Isolate every line in the data with the string "height" and copy it.

Records excerpted from a collection:
========================================
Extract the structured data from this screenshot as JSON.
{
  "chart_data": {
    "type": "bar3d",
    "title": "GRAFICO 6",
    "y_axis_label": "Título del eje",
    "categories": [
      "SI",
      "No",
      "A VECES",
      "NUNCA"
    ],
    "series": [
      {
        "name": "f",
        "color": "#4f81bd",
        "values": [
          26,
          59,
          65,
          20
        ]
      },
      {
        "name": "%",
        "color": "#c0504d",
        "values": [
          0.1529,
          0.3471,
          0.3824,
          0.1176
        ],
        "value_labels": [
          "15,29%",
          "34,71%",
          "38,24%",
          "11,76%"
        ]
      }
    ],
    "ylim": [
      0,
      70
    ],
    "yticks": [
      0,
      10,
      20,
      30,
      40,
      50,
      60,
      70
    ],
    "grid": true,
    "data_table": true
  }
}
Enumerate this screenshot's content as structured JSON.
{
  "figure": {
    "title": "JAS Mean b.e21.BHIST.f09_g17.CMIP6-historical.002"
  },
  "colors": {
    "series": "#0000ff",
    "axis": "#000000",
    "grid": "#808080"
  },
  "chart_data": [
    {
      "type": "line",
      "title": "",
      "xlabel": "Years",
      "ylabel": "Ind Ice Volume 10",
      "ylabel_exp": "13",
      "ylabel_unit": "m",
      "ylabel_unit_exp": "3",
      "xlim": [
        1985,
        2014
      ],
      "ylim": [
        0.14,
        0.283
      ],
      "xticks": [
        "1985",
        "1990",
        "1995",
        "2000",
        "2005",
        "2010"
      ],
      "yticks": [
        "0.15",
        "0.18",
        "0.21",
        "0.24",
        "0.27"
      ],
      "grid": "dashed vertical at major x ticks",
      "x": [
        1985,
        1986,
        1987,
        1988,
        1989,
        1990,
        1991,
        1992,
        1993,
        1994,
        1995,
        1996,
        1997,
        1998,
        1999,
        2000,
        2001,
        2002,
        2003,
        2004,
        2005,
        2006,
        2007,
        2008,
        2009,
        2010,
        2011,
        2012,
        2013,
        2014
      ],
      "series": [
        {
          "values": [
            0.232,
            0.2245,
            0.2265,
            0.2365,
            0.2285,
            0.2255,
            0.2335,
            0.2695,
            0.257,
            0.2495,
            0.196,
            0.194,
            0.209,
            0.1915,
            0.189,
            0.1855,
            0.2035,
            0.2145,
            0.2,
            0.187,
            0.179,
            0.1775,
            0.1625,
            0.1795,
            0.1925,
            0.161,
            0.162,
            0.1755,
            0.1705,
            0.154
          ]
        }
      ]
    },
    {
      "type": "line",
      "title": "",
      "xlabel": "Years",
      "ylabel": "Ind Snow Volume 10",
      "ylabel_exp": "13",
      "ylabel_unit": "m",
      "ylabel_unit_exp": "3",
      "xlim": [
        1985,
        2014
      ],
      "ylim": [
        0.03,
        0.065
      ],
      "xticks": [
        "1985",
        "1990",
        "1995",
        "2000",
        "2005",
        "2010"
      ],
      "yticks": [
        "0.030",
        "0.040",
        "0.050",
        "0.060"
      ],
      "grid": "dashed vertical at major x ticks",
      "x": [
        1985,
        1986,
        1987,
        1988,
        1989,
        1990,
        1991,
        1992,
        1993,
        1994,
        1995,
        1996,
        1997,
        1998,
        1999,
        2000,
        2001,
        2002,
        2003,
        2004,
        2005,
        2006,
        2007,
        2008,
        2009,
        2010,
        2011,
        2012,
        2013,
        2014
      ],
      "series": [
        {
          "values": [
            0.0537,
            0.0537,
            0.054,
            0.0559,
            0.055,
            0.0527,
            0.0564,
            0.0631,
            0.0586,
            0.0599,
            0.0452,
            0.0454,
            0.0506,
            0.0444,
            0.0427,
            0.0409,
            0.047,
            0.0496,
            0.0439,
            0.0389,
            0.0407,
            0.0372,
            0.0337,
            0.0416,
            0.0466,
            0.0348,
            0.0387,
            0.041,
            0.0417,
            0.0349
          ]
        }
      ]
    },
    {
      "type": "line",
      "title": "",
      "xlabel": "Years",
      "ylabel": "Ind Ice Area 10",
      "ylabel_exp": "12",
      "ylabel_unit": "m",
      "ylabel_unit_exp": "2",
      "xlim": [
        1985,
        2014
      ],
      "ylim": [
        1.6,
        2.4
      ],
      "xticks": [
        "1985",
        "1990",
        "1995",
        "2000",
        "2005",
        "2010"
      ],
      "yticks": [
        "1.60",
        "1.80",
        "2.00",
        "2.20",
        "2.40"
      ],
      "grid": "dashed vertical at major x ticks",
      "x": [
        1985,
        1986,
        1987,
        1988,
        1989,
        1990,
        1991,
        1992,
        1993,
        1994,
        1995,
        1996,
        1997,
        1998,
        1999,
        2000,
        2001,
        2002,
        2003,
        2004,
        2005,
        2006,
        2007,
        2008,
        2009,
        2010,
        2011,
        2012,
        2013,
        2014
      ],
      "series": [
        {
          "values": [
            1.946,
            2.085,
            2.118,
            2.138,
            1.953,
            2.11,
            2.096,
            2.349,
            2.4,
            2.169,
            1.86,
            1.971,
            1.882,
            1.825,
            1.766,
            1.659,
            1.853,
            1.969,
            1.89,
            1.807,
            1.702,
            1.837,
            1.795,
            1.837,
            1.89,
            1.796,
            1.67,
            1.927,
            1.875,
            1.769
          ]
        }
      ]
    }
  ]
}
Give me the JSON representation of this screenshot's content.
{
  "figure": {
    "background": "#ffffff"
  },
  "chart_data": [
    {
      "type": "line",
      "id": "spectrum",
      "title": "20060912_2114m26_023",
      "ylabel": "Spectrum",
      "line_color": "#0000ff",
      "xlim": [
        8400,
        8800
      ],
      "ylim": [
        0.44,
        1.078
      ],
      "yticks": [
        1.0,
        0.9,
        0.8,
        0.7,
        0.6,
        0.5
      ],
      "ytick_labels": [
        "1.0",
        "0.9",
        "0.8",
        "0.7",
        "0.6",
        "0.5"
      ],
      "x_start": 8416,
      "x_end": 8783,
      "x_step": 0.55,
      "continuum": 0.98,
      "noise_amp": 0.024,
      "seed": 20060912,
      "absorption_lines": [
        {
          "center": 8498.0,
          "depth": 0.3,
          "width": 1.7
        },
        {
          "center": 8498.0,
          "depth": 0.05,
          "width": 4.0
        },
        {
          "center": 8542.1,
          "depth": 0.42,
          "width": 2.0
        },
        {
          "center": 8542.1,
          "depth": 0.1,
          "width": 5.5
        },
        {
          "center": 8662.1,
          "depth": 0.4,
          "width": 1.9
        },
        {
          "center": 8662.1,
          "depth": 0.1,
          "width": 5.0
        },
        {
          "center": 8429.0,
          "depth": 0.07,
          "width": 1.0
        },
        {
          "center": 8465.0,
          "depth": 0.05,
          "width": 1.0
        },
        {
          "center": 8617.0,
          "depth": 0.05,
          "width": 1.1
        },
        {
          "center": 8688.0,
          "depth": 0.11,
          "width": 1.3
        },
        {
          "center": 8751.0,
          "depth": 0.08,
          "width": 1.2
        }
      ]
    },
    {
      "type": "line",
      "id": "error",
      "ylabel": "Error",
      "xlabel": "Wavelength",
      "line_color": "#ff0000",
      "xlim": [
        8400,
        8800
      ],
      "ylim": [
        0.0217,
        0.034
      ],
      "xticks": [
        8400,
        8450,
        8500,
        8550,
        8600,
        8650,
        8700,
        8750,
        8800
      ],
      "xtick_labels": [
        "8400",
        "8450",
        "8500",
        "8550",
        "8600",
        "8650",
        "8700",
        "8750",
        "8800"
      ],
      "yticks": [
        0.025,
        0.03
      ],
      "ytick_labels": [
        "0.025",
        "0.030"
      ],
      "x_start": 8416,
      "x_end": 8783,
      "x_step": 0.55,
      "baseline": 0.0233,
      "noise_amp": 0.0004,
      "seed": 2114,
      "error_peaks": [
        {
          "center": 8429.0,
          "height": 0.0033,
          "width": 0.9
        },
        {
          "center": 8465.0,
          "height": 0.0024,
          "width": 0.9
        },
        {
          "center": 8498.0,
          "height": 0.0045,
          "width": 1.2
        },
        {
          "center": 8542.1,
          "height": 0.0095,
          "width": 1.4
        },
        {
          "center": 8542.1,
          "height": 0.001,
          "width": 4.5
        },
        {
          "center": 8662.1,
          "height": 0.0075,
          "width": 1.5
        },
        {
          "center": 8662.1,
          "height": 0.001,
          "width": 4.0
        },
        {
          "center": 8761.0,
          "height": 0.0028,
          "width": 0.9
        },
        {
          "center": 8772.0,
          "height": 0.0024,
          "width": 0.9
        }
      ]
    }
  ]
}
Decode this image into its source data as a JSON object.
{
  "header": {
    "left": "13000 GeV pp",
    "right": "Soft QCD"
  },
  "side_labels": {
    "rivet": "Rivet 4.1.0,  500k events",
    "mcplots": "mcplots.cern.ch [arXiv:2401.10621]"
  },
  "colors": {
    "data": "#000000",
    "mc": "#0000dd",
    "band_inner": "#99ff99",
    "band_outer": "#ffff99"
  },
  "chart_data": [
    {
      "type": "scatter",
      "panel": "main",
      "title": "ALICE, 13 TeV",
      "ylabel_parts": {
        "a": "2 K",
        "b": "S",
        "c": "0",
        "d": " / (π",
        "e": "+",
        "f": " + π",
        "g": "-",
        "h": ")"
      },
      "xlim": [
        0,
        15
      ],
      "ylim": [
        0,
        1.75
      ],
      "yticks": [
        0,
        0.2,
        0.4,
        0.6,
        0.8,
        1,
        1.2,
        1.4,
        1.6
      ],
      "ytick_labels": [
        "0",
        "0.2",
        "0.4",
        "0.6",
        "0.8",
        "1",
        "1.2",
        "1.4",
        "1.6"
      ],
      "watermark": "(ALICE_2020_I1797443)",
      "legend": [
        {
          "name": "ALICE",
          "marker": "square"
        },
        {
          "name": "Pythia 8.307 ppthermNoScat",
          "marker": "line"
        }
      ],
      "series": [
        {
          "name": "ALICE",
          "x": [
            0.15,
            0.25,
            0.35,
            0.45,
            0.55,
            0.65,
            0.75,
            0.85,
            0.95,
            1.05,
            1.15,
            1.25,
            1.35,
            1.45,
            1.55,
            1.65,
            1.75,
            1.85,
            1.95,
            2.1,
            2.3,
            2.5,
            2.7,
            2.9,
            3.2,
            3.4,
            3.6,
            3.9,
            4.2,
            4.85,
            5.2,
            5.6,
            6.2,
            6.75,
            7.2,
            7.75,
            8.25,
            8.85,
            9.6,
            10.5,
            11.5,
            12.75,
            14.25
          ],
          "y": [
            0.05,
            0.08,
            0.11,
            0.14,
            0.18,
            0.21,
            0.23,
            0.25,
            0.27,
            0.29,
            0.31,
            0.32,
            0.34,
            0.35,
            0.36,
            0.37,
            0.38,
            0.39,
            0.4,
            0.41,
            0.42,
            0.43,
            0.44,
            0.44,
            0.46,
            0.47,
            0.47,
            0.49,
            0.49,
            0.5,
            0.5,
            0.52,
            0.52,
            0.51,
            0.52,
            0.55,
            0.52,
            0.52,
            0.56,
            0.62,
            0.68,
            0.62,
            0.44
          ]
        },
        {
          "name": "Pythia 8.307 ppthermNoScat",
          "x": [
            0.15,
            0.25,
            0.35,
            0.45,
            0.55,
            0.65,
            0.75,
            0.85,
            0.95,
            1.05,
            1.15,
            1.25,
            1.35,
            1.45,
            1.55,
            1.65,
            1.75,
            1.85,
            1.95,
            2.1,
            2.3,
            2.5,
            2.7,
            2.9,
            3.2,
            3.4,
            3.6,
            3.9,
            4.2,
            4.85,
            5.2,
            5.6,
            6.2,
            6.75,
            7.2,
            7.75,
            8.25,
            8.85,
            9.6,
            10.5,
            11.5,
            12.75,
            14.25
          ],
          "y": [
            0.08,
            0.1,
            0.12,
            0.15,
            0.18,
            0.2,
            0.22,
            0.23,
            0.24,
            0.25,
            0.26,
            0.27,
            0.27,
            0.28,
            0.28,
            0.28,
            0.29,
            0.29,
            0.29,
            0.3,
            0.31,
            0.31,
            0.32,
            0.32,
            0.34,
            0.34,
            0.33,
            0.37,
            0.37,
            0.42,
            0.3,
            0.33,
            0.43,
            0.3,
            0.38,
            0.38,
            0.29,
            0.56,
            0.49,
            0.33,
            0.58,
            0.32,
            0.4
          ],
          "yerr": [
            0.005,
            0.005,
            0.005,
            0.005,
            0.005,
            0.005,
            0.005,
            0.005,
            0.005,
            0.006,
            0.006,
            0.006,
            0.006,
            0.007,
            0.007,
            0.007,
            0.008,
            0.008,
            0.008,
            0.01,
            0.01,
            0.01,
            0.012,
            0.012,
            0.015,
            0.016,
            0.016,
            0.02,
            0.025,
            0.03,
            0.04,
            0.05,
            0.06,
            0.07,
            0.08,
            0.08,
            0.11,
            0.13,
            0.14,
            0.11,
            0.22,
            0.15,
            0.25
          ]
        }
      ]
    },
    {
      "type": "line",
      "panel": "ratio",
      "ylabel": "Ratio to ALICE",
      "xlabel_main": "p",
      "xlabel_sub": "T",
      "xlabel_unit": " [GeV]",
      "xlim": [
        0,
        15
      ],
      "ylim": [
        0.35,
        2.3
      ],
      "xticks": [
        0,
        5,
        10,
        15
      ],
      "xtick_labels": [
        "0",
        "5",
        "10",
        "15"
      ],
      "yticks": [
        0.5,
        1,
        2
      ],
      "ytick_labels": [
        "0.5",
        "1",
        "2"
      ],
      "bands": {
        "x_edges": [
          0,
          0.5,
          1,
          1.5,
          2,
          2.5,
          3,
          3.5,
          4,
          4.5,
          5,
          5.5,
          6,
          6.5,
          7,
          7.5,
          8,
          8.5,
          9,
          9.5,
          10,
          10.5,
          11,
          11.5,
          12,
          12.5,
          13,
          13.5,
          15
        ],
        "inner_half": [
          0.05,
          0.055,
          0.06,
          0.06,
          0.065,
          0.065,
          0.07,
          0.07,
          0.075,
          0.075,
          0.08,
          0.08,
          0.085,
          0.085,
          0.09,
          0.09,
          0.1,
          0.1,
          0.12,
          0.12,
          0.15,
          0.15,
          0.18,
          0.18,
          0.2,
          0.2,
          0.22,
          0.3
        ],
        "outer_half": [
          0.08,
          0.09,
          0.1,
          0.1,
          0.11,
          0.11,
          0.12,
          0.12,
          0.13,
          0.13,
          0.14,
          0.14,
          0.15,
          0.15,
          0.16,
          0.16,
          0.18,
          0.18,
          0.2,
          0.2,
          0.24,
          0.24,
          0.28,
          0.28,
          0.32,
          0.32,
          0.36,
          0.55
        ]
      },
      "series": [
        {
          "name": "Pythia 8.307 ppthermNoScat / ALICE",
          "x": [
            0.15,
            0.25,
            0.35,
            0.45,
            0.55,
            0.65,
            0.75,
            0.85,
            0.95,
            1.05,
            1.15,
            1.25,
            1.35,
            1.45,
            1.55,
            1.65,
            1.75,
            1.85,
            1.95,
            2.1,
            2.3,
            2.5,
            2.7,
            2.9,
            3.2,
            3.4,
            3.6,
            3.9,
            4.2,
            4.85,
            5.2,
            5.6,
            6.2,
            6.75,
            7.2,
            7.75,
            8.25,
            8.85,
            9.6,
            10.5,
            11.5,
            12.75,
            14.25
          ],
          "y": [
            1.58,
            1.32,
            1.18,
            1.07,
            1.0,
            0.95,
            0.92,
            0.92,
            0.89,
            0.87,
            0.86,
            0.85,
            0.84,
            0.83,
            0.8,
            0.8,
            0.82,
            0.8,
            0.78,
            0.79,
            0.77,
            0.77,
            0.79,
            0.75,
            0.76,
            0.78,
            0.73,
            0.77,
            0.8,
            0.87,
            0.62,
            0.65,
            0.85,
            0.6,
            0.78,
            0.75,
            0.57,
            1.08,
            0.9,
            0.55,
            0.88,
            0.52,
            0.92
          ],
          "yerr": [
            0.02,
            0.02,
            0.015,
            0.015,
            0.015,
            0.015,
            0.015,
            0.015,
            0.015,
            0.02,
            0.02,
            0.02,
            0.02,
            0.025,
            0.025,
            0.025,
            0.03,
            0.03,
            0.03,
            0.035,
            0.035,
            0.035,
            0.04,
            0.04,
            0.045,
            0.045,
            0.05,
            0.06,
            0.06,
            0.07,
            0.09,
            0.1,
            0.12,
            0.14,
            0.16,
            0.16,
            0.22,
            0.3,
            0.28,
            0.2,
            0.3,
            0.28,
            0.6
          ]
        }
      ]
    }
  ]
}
========================================
## Result of the exercise
          "height": 0.0033,
          "height": 0.0024,
          "height": 0.0045,
          "height": 0.0095,
          "height": 0.001,
          "height": 0.0075,
          "height": 0.001,
          "height": 0.0028,
          "height": 0.0024,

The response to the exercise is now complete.